- [What the exercise asks]: From the records below, give the number of lines that contain the string "廉明的郑板桥", without any other text.

- [Dataset]:

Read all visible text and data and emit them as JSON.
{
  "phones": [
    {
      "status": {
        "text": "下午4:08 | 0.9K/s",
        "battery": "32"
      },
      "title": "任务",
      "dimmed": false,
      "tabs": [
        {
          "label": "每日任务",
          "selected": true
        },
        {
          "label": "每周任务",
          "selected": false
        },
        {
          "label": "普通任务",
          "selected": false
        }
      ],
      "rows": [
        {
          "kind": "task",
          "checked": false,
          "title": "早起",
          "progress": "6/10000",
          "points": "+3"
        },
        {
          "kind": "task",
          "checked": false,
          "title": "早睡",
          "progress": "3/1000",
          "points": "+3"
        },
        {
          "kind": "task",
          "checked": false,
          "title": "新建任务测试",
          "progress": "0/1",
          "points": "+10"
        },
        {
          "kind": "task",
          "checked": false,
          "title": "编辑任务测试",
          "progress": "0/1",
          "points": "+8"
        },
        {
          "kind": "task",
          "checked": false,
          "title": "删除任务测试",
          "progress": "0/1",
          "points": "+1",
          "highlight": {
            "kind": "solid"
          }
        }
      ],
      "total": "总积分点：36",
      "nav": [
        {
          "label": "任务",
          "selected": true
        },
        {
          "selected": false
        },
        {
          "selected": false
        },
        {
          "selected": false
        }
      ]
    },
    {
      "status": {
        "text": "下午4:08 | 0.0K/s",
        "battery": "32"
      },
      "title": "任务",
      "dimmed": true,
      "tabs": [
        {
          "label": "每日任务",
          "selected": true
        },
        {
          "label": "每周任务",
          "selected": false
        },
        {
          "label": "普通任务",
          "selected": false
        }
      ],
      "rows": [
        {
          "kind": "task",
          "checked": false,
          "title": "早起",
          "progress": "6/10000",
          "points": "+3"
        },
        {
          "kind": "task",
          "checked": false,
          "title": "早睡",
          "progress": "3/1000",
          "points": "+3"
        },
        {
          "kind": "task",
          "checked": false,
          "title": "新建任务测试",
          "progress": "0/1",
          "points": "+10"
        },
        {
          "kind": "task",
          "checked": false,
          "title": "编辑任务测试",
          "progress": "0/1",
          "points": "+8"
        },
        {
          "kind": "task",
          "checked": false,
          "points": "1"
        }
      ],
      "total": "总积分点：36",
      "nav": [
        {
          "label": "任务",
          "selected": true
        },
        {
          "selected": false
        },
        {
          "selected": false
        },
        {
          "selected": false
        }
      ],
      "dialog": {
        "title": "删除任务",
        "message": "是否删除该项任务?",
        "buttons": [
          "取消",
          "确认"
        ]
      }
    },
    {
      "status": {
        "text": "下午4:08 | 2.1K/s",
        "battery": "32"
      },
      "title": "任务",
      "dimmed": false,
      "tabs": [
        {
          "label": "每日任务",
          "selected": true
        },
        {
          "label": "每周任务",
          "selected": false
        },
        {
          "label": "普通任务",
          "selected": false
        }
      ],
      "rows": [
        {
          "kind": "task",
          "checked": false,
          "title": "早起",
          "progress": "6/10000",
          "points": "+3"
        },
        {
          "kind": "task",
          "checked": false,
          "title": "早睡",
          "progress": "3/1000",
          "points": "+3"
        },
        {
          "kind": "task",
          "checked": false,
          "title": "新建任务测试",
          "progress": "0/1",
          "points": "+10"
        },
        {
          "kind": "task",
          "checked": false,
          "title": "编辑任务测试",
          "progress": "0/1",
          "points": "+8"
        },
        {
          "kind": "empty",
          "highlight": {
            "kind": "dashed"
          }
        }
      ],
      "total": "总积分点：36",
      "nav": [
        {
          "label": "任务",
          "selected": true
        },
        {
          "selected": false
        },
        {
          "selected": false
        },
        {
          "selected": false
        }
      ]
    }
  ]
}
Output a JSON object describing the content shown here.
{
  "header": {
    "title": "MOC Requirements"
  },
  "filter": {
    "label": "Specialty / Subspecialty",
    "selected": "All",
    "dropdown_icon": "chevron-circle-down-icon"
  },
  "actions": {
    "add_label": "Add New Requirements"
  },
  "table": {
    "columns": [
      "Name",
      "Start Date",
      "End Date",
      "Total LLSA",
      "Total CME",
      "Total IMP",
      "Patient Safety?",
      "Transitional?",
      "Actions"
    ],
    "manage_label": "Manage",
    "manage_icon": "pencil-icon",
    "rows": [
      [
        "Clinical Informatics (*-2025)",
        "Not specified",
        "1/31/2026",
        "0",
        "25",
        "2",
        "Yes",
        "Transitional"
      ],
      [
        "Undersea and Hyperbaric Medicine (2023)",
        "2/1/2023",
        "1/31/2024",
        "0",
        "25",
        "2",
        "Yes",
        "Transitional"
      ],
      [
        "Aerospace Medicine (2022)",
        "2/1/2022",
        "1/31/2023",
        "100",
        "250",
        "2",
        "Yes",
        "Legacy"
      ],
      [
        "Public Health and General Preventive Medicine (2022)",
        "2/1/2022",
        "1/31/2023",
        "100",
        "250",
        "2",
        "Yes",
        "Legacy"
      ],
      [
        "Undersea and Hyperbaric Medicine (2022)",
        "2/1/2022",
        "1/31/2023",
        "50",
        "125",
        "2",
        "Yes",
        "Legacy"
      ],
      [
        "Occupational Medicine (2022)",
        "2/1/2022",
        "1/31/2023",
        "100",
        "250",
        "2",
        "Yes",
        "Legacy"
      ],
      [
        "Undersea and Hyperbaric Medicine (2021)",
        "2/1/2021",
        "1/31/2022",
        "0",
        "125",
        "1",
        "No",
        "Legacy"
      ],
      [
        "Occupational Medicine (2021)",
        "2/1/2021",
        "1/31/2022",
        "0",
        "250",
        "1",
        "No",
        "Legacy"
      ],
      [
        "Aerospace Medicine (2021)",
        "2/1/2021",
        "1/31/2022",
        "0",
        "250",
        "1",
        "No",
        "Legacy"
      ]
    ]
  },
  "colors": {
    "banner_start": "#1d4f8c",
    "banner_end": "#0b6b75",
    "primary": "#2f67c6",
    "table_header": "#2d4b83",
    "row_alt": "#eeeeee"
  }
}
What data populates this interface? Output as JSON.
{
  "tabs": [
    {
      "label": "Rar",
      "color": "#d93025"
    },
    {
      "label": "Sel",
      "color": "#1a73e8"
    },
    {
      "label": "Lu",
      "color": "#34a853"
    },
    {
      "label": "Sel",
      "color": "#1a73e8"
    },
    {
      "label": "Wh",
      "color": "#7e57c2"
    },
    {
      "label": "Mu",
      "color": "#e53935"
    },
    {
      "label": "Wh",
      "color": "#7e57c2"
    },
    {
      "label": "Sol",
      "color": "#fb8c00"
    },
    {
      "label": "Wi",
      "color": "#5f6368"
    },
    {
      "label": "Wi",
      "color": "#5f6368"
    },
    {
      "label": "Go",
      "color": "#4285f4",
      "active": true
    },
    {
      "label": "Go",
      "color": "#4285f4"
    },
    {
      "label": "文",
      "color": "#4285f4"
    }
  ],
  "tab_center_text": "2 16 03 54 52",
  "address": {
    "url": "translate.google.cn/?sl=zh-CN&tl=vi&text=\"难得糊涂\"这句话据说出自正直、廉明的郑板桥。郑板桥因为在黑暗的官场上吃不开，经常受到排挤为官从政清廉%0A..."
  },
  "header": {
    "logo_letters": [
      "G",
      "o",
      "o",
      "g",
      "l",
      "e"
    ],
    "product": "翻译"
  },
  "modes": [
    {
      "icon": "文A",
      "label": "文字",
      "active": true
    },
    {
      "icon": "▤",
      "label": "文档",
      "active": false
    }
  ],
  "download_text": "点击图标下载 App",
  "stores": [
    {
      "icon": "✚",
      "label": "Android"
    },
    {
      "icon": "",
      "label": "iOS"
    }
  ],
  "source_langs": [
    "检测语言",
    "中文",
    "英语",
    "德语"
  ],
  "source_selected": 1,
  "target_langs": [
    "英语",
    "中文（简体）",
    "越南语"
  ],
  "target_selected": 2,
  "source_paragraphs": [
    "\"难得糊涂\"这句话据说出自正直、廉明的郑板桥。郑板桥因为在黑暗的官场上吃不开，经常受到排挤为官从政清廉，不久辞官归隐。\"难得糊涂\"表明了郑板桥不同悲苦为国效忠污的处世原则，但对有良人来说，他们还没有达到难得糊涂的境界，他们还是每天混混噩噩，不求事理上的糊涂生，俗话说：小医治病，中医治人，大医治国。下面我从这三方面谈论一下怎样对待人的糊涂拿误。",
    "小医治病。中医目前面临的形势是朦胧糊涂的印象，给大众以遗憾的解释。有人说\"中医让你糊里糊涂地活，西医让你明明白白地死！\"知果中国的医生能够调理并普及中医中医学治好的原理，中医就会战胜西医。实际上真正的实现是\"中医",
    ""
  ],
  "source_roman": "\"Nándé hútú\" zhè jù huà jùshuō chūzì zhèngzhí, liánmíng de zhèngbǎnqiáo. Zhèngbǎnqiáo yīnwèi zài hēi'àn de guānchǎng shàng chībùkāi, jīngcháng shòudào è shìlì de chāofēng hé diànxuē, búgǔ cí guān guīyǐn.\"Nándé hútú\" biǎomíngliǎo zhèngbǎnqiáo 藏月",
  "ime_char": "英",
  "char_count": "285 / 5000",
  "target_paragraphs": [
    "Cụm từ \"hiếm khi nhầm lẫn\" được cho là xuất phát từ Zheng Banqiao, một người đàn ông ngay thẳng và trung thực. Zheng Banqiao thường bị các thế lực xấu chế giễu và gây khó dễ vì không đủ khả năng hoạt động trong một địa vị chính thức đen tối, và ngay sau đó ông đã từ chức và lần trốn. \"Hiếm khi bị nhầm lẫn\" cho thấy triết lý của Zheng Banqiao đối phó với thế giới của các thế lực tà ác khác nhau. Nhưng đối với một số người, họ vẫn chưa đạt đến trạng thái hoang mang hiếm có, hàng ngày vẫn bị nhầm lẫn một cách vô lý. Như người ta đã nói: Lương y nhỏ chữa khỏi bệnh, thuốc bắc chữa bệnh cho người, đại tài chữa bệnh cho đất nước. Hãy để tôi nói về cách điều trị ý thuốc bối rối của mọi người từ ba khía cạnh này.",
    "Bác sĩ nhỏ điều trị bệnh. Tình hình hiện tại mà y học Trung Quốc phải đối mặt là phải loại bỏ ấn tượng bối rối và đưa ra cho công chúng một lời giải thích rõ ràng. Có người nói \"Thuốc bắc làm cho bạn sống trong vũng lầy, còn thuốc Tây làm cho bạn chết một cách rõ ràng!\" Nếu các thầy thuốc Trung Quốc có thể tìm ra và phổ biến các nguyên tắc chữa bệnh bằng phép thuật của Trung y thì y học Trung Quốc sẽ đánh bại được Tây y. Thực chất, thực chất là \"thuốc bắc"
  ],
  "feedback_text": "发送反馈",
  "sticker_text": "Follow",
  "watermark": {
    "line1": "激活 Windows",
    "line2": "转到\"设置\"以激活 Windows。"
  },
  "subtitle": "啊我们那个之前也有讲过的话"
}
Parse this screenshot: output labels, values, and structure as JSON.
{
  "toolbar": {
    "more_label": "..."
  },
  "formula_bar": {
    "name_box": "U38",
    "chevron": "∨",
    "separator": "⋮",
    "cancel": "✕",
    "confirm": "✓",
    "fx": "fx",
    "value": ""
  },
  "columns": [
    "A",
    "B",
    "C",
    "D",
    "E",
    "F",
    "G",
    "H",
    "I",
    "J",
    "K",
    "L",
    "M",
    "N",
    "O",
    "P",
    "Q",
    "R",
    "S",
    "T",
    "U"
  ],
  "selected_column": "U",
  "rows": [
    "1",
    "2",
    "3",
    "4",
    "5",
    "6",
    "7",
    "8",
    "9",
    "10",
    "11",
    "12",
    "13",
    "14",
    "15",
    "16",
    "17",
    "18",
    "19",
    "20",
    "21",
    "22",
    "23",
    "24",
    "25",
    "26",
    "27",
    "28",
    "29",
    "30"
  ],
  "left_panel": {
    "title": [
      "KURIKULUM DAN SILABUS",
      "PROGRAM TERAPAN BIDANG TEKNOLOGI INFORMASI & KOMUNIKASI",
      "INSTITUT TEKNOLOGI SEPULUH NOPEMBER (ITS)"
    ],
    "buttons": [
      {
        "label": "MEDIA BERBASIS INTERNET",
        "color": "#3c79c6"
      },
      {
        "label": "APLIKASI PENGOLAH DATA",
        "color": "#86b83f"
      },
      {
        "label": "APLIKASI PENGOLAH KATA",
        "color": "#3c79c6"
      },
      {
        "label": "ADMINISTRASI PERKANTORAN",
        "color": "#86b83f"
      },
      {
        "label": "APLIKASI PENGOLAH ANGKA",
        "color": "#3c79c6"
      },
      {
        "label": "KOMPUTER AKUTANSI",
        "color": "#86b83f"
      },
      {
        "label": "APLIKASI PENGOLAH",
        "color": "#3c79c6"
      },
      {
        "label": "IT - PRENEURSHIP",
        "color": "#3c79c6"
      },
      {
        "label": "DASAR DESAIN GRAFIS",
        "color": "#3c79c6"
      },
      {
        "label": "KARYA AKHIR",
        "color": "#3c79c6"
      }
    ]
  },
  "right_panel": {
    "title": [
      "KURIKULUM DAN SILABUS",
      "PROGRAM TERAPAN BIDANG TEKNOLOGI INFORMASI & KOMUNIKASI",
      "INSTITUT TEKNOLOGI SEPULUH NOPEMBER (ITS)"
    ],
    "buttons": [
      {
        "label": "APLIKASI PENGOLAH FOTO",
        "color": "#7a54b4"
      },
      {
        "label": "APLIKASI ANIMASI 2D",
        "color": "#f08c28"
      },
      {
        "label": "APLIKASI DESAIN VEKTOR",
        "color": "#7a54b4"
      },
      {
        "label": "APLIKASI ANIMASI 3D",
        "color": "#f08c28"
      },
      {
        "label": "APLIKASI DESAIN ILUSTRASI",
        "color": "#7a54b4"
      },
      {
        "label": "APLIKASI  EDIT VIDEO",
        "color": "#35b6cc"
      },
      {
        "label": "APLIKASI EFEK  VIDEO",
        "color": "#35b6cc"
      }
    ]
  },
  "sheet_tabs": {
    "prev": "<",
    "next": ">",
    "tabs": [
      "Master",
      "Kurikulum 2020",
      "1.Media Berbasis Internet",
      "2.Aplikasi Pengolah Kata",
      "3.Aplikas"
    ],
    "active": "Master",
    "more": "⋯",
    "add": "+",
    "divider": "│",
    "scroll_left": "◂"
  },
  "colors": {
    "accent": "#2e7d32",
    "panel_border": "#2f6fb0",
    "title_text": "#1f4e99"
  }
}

- [Exercise solution]: 2